MATERIAL PROVIDED —
** Begin **

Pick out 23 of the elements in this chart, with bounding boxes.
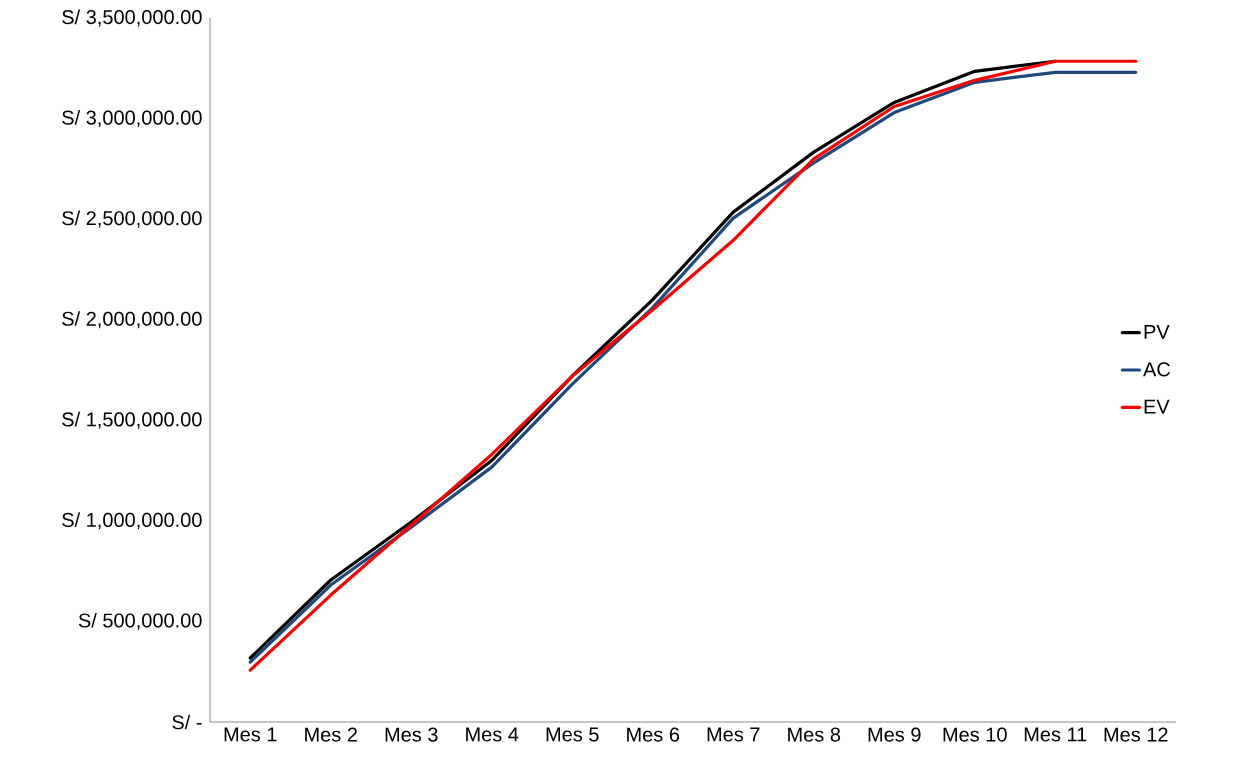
x-tick-label: Mes 9 [868,727,921,742]
legend-label: PV [1144,325,1170,339]
x-tick-label: Mes 5 [546,727,599,742]
x-tick-label: Mes 12 [1104,727,1168,742]
y-tick-label: S/ 3,500,000.00 [62,9,202,27]
y-tick-label: S/ 2,000,000.00 [62,311,202,329]
y-tick-label: S/ 2,500,000.00 [62,210,202,228]
x-tick-label: Mes 1 [224,727,277,742]
y-tick-label: S/ 1,500,000.00 [62,411,202,429]
y-tick-label: S/ 500,000.00 [78,612,202,630]
y-tick-label: S/ 3,000,000.00 [62,110,202,128]
y-tick-label: S/ 1,000,000.00 [62,512,202,530]
x-tick-label: Mes 7 [707,727,760,742]
y-tick-label: S/ - [172,714,202,730]
legend-label: AC [1143,362,1171,377]
x-tick-label: Mes 10 [943,727,1007,742]
legend-label: EV [1144,399,1170,414]
x-tick-label: Mes 2 [305,727,357,742]
x-tick-label: Mes 3 [385,727,438,742]
x-tick-label: Mes 6 [627,727,680,742]
x-tick-label: Mes 8 [788,727,841,742]
x-tick-label: Mes 4 [466,727,519,742]
x-tick-label: Mes 11 [1024,727,1087,742]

** End **

STATED PROBLEM —
Copy all of the entries above word for word, but leave out the pictures.

ANSWER BELOW —
Pick out 23 of the elements in this chart, with bounding boxes.
x-tick-label: Mes 9 [868,727,921,742]
legend-label: PV [1144,325,1170,339]
x-tick-label: Mes 5 [546,727,599,742]
x-tick-label: Mes 12 [1104,727,1168,742]
y-tick-label: S/ 3,500,000.00 [62,9,202,27]
y-tick-label: S/ 2,000,000.00 [62,311,202,329]
y-tick-label: S/ 2,500,000.00 [62,210,202,228]
x-tick-label: Mes 1 [224,727,277,742]
y-tick-label: S/ 1,500,000.00 [62,411,202,429]
y-tick-label: S/ 500,000.00 [78,612,202,630]
y-tick-label: S/ 3,000,000.00 [62,110,202,128]
y-tick-label: S/ 1,000,000.00 [62,512,202,530]
x-tick-label: Mes 7 [707,727,760,742]
y-tick-label: S/ - [172,714,202,730]
legend-label: AC [1143,362,1171,377]
x-tick-label: Mes 10 [943,727,1007,742]
legend-label: EV [1144,399,1170,414]
x-tick-label: Mes 2 [305,727,357,742]
x-tick-label: Mes 3 [385,727,438,742]
x-tick-label: Mes 6 [627,727,680,742]
x-tick-label: Mes 8 [788,727,841,742]
x-tick-label: Mes 4 [466,727,519,742]
x-tick-label: Mes 11 [1024,727,1087,742]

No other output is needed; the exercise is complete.